- [AIM OF THE TASK]
Read through the lines below and copy the ones holding the string "fatty".

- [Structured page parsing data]
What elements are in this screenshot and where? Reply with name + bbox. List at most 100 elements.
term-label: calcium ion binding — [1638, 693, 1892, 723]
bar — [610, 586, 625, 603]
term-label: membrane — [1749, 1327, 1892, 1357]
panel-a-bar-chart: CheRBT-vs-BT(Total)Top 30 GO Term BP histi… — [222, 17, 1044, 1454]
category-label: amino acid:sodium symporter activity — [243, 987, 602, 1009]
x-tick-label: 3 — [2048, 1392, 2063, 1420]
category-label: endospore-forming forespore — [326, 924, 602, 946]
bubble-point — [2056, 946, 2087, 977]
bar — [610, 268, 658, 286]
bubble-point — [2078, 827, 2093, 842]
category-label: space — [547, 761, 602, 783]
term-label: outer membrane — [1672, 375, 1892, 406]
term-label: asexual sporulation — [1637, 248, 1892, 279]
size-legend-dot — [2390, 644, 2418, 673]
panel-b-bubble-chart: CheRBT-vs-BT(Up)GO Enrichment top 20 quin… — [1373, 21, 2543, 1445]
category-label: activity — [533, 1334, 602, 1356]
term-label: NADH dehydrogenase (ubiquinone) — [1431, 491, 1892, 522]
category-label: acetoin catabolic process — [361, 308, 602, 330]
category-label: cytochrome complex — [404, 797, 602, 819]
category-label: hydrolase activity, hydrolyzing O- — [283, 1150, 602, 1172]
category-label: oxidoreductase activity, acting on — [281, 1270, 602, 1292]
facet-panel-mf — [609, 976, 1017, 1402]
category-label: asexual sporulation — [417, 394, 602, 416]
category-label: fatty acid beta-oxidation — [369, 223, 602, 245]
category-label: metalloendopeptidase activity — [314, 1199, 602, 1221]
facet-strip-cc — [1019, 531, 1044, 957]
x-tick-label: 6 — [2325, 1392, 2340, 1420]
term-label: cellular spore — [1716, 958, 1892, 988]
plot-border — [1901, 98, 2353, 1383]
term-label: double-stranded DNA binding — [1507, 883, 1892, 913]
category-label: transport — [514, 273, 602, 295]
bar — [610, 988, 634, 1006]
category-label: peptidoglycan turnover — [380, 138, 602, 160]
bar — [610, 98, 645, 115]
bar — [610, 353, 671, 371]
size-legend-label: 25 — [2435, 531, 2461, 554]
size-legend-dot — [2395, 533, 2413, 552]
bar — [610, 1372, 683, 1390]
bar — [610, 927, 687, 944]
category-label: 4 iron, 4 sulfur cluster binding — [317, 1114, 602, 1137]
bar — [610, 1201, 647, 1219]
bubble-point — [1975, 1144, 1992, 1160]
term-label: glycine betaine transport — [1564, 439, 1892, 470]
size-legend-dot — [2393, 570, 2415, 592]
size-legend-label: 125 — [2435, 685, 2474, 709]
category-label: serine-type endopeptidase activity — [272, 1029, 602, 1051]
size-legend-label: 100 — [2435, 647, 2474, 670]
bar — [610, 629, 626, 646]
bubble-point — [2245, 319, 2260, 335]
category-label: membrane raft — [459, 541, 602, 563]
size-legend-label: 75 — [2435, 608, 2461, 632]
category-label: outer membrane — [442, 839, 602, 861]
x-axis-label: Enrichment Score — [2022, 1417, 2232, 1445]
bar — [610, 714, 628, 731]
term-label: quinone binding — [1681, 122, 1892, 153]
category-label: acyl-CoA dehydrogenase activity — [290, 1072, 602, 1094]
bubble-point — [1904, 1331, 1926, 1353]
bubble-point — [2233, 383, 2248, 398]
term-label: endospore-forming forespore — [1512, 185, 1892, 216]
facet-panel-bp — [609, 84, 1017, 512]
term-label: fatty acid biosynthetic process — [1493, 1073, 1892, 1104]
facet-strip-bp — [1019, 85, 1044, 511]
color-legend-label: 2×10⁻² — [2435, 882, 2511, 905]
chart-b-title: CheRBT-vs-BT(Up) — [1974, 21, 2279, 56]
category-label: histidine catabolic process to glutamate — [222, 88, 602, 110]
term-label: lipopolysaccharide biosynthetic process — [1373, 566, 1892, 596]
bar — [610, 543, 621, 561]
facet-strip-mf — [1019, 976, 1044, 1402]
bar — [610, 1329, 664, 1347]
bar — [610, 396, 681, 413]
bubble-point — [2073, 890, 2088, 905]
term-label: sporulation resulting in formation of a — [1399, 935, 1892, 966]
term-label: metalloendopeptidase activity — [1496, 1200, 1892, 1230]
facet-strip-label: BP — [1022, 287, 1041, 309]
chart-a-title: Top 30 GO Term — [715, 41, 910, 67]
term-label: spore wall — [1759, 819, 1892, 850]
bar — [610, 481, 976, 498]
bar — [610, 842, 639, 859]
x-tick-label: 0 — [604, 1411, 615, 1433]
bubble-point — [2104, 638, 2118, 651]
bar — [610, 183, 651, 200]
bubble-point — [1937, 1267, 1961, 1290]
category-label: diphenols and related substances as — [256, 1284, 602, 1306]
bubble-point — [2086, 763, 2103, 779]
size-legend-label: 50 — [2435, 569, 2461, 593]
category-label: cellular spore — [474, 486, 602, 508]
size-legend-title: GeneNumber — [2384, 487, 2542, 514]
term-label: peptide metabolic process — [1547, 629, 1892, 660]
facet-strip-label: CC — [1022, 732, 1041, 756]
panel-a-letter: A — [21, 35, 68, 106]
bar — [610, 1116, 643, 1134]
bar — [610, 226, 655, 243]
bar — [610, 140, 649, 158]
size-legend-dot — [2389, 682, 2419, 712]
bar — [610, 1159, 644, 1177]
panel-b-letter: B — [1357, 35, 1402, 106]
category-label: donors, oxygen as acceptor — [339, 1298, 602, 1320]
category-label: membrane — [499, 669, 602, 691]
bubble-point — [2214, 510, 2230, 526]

- [OUTPUT]
category-label: fatty acid beta-oxidation — [369, 223, 602, 245]
term-label: fatty acid biosynthetic process — [1493, 1073, 1892, 1104]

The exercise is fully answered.